-------- DOCUMENT PASSAGE --------
A plea to Bruce Springsteen re: Vodafone sponsorship

Posted on Sun 4th Dec 2011, 2:04pm

Dear Bruce,

Your music is fantastic. Your massive show planned for 12 July 2012 in London's Hyde Park sure promises to be one hell of a day. However, we’re horrified to see that the communications and tax-dodging giant Vodafone is sponsoring the show. This short statement is a request for you to disassociate yourself from Vodafone or for you to at least make a public statement of solidarity on the day. Please let us explain.

The UK is currently facing £111bn worth of public sector cuts from a Conservative coalition government. These cuts make Margaret Thatcher look like a Liberal.

Over 700,000 public sector workers are facing the chop, our health system is being slowly privatised, people will lose their homes, and vital front line public services are being shut down. In addition, employment rights and the minimum wage are under threat as the government seeks to make people work for free in return for social security, creating an army of cheap labour.
-------- DATASET EXTRACT --------
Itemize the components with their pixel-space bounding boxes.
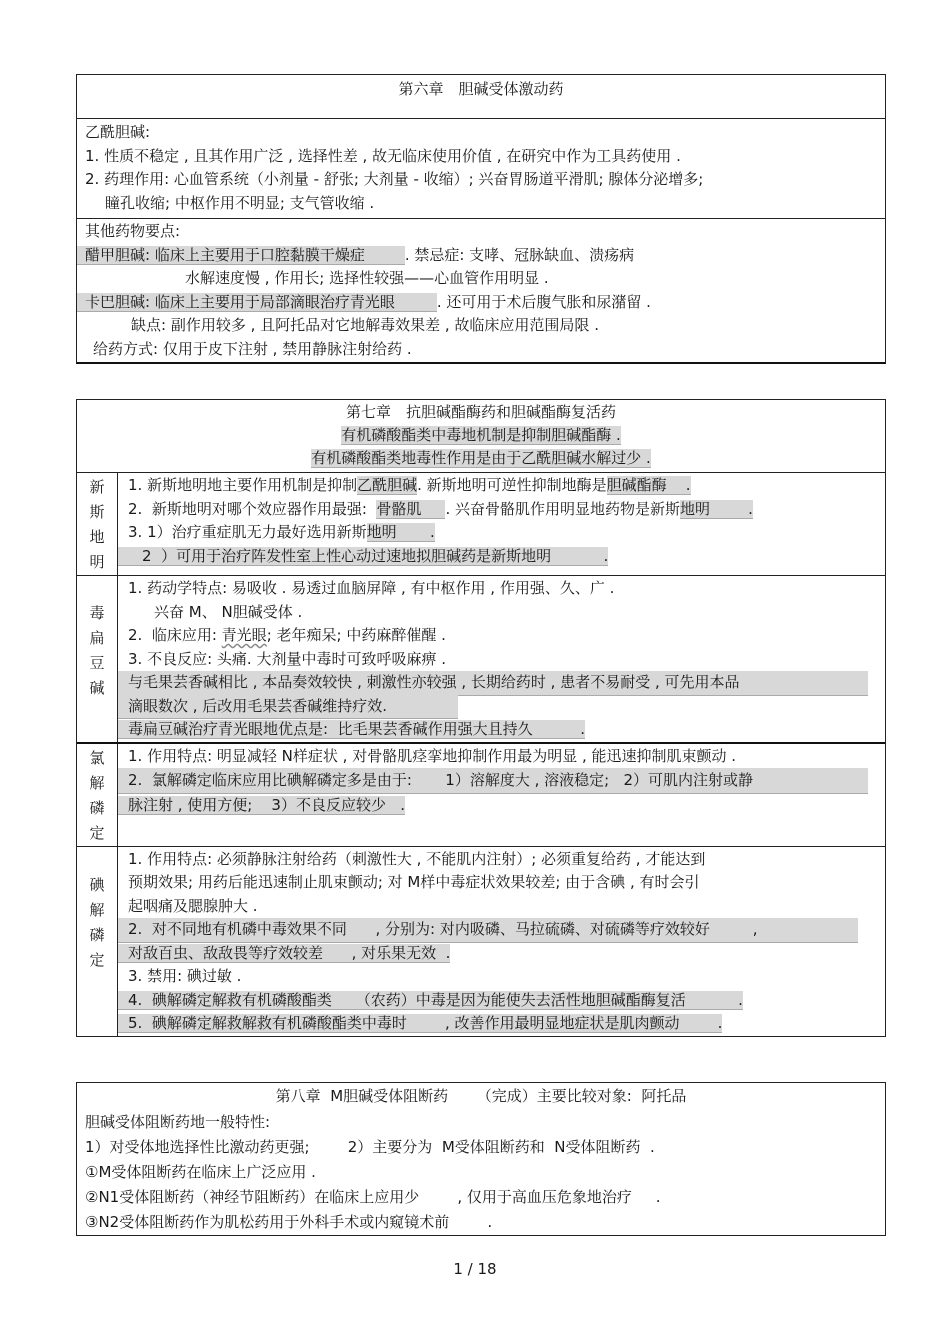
--------
▸ WHAT YOU ARE ASKED TO DO:
Duplicate the stretch of the open letter to Bruce Springsteen from "A plea to Bruce" through "let us explain.", word for word. This material has no connection to the open letter to Bruce Springsteen.

▸ REPLY:
A plea to Bruce Springsteen re: Vodafone sponsorship

Posted on Sun 4th Dec 2011, 2:04pm

Dear Bruce,

Your music is fantastic. Your massive show planned for 12 July 2012 in London's Hyde Park sure promises to be one hell of a day. However, we’re horrified to see that the communications and tax-dodging giant Vodafone is sponsoring the show. This short statement is a request for you to disassociate yourself from Vodafone or for you to at least make a public statement of solidarity on the day. Please let us explain.